** START Data lines **

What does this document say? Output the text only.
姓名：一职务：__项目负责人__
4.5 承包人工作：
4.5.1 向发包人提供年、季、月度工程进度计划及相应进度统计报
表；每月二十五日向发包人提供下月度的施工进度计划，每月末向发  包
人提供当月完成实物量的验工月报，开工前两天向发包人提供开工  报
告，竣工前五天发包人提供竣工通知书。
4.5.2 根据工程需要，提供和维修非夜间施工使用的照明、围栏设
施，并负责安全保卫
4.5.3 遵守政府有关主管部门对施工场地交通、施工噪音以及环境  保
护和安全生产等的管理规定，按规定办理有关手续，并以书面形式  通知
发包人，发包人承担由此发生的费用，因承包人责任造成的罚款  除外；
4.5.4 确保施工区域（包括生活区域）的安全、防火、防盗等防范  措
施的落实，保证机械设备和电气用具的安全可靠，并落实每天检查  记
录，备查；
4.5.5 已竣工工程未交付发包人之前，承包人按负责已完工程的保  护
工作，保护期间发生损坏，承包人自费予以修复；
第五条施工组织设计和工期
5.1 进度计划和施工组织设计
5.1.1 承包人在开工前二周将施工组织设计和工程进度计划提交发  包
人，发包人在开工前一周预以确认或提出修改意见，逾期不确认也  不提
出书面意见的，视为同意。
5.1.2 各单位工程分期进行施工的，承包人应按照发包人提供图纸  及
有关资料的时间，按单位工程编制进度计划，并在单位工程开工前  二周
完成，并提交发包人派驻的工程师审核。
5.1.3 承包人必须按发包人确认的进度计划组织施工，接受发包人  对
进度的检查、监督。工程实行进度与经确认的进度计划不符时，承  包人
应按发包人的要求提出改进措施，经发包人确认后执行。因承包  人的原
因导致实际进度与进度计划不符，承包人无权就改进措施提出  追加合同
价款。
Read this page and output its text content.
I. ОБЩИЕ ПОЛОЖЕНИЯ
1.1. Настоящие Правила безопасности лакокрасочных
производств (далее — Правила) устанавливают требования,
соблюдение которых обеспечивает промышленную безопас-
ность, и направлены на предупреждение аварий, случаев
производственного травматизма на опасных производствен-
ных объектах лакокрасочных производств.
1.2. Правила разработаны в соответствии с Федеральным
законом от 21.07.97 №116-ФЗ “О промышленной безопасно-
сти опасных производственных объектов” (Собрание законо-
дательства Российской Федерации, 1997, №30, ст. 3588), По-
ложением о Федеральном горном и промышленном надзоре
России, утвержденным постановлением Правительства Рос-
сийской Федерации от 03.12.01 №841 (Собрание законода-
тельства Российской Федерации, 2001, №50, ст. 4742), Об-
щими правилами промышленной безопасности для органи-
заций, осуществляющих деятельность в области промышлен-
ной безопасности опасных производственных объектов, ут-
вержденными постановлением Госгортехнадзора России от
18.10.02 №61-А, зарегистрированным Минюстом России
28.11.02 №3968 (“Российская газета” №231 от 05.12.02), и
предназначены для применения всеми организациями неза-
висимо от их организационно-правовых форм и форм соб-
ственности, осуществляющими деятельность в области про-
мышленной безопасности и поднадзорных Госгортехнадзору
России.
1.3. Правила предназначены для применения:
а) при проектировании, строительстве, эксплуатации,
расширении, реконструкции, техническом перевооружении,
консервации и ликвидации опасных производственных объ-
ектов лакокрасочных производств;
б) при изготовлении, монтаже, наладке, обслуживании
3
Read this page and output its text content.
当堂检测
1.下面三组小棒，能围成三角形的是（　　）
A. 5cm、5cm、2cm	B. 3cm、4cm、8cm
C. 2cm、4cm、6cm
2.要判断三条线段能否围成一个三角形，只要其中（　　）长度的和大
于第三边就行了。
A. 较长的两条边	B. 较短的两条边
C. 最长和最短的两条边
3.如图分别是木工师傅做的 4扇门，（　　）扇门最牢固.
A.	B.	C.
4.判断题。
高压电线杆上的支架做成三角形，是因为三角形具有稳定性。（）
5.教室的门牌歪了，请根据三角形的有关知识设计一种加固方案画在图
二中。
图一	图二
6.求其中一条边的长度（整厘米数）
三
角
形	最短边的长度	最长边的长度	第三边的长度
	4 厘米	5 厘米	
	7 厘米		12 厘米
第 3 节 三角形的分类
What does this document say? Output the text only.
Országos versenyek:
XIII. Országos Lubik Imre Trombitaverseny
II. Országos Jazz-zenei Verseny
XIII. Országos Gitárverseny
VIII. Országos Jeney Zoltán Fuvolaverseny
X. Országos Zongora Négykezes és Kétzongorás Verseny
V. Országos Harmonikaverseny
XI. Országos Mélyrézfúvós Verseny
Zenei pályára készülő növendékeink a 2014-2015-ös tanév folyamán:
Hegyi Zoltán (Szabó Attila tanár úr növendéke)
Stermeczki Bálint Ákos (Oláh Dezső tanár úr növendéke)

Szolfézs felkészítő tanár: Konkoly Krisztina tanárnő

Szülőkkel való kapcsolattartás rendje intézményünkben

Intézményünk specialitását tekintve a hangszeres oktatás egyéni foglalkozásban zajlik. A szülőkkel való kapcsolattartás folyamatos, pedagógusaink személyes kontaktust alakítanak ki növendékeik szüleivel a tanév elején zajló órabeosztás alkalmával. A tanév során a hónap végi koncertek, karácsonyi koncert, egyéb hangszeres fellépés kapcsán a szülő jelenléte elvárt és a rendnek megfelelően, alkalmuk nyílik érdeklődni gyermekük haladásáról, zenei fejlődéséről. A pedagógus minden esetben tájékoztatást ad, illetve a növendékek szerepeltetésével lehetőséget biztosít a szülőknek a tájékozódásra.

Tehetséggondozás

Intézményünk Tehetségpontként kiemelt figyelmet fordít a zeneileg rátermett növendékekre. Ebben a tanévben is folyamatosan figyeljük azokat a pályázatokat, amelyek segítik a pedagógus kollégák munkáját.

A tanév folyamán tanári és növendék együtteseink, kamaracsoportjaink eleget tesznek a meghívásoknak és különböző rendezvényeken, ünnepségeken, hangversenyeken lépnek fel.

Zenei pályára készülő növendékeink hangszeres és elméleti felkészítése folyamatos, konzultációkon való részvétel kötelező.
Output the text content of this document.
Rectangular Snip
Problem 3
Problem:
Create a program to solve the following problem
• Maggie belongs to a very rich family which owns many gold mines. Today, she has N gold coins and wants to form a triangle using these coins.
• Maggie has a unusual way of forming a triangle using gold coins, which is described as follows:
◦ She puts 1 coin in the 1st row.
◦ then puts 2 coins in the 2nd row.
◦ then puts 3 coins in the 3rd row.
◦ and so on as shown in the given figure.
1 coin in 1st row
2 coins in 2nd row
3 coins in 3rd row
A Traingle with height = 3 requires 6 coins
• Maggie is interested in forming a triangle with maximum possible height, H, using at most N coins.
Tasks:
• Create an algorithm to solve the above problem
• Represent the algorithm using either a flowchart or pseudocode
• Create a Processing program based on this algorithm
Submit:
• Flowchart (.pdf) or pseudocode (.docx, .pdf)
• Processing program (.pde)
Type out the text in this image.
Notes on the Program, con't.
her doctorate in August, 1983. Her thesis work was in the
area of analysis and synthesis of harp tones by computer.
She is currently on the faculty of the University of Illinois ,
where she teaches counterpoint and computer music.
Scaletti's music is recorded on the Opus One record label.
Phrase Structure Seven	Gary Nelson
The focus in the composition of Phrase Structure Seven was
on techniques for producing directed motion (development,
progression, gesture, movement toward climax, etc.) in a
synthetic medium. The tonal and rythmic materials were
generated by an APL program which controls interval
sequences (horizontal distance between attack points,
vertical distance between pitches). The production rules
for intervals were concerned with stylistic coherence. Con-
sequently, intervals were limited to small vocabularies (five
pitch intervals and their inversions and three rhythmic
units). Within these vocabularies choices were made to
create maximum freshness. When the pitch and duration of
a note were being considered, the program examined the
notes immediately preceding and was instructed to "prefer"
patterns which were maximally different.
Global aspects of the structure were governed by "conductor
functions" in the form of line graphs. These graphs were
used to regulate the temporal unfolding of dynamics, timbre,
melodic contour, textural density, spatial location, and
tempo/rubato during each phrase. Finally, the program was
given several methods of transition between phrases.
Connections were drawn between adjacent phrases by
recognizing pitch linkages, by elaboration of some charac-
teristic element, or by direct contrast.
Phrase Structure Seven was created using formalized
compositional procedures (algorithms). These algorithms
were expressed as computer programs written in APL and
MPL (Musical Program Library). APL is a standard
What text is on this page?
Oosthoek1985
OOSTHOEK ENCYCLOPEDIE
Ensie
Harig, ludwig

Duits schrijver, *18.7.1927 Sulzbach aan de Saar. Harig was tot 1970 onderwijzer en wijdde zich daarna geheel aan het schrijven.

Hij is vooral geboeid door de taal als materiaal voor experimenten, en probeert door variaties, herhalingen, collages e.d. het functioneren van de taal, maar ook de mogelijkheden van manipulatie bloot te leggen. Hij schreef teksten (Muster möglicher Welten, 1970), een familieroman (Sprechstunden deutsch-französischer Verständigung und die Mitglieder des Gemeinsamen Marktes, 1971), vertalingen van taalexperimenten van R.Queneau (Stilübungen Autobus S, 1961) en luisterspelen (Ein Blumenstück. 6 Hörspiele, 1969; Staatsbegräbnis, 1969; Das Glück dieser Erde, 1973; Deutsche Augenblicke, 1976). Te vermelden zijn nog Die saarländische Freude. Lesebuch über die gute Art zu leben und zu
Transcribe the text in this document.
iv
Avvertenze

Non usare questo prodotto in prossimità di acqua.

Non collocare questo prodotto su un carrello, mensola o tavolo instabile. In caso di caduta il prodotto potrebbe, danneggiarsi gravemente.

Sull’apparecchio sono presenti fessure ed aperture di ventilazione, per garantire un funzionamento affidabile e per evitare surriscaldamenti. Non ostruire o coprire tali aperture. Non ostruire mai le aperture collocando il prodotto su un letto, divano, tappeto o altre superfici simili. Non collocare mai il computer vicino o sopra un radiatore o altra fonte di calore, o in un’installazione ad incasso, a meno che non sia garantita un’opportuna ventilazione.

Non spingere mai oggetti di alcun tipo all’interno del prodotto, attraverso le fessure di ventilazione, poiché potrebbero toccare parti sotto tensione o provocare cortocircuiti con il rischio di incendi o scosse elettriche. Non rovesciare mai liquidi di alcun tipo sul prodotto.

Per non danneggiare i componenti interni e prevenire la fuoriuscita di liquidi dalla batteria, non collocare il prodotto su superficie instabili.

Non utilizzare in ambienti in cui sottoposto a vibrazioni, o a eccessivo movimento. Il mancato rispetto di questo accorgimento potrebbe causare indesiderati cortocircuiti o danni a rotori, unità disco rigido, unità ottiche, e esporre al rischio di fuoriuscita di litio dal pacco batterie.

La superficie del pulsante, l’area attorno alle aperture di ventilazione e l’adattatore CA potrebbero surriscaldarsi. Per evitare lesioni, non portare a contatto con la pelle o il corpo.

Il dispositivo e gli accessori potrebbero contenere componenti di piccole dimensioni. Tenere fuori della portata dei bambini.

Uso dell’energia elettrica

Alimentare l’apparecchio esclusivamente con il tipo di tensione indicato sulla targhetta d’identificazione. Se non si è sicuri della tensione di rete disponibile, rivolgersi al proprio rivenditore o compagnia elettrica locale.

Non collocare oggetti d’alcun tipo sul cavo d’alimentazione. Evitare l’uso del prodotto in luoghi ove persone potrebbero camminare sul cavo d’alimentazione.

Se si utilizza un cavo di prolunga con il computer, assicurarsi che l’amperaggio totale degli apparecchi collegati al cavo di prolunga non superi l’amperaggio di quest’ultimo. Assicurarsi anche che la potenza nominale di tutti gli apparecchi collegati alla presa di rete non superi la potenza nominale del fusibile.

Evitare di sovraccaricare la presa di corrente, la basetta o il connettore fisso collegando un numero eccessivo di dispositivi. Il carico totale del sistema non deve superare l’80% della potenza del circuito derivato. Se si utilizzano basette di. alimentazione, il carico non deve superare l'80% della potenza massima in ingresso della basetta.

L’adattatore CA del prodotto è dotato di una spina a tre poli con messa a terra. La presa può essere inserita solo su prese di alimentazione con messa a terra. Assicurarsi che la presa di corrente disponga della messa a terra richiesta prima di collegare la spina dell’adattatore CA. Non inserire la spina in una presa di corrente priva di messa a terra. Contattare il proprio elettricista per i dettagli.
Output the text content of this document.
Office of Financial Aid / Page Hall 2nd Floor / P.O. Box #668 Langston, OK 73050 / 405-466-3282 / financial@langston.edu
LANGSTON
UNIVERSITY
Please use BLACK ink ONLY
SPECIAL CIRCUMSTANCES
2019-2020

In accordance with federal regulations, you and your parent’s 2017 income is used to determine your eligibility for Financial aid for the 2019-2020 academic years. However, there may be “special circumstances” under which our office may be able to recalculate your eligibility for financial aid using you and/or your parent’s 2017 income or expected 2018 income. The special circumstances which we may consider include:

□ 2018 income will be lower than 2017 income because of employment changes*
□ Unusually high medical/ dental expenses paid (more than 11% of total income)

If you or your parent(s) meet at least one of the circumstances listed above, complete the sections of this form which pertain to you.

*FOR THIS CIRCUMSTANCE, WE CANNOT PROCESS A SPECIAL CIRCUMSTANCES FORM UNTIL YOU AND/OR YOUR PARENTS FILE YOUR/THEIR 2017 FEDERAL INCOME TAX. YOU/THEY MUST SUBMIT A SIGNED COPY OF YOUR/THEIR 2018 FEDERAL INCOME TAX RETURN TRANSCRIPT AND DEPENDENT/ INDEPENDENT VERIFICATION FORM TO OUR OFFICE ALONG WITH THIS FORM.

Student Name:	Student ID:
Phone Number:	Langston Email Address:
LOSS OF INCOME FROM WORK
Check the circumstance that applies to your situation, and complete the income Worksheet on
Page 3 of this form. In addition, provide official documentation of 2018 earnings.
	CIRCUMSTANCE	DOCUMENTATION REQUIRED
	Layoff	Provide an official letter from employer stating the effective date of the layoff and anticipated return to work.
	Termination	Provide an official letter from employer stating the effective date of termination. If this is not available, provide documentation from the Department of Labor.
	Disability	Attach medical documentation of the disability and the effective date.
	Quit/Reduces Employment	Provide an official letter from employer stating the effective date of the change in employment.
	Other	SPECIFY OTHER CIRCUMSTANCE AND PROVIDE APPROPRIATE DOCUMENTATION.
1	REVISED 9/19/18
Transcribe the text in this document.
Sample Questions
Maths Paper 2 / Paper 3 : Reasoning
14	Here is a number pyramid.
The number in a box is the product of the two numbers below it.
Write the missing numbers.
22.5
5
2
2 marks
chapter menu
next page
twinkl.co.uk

** END Data lines **

Identify each line in the entries with the word "fessure" and copy it.

Sull’apparecchio sono presenti fessure ed aperture di ventilazione, per garantire un funzionamento affidabile e per evitare surriscaldamenti. Non ostruire o coprire tali aperture. Non ostruire mai le aperture collocando il prodotto su un letto, divano, tappeto o altre superfici simili. Non collocare mai il computer vicino o sopra un radiatore o altra fonte di calore, o in un’installazione ad incasso, a meno che non sia garantita un’opportuna ventilazione.
Non spingere mai oggetti di alcun tipo all’interno del prodotto, attraverso le fessure di ventilazione, poiché potrebbero toccare parti sotto tensione o provocare cortocircuiti con il rischio di incendi o scosse elettriche. Non rovesciare mai liquidi di alcun tipo sul prodotto.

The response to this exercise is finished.